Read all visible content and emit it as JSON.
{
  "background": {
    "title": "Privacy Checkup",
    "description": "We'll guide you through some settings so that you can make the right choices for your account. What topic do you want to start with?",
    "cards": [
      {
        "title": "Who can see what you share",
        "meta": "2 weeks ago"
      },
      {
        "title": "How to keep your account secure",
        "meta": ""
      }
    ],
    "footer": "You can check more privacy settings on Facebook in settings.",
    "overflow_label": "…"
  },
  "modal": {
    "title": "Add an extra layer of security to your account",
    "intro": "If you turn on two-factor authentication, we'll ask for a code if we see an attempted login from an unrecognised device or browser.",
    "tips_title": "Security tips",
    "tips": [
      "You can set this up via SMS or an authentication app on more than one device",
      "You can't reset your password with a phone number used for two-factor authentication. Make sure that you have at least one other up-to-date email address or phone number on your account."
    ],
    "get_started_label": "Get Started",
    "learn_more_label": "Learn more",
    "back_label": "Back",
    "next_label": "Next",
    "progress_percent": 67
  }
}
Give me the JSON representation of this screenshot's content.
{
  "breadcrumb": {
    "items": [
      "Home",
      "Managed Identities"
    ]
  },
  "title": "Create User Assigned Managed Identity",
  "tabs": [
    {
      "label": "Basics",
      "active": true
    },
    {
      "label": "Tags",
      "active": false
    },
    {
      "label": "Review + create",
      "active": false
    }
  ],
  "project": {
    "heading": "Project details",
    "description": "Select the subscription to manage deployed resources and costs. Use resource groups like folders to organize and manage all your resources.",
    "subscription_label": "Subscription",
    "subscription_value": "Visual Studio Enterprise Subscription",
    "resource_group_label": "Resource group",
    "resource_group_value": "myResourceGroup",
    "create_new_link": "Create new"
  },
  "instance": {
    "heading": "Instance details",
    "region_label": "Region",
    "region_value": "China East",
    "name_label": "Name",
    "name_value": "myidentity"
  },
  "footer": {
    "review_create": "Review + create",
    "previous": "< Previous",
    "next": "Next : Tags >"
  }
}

▶ **WHAT IS BEING ASKED**:
Above are lines of data; state how many of them contain the word "heading", with no other output.

▶ **ANSWER TO THIS TASK**:
2